Chart and figure data:
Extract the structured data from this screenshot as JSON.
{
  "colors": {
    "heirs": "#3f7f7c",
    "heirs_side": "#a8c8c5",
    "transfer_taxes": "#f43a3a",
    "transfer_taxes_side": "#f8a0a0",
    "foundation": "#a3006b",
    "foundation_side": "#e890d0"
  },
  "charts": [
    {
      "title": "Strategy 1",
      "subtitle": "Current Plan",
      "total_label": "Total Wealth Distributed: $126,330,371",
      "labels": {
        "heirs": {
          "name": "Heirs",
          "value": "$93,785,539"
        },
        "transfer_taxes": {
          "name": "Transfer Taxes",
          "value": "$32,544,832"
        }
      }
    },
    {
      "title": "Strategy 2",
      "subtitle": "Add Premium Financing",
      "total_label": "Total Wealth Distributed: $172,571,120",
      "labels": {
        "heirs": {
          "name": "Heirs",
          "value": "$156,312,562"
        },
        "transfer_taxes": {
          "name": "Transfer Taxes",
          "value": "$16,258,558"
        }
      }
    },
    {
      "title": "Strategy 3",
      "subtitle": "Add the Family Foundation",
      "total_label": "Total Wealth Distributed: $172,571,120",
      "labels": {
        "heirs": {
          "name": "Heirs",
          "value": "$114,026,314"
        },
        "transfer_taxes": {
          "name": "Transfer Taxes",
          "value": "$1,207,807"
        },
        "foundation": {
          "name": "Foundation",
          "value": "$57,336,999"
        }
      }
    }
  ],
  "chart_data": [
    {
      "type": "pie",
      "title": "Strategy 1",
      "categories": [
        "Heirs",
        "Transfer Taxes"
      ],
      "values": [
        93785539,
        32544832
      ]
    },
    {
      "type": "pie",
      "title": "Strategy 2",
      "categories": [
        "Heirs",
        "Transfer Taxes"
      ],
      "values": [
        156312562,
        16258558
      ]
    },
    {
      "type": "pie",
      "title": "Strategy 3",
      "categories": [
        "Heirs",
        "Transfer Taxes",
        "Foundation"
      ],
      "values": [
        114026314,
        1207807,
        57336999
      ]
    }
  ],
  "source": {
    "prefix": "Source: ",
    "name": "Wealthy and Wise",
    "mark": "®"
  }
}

> **Exercise directions**
Search the records above for the string "subtitle". Copy every line that contains it.

> **Solution to the exercise**
      "subtitle": "Current Plan",
      "subtitle": "Add Premium Financing",
      "subtitle": "Add the Family Foundation",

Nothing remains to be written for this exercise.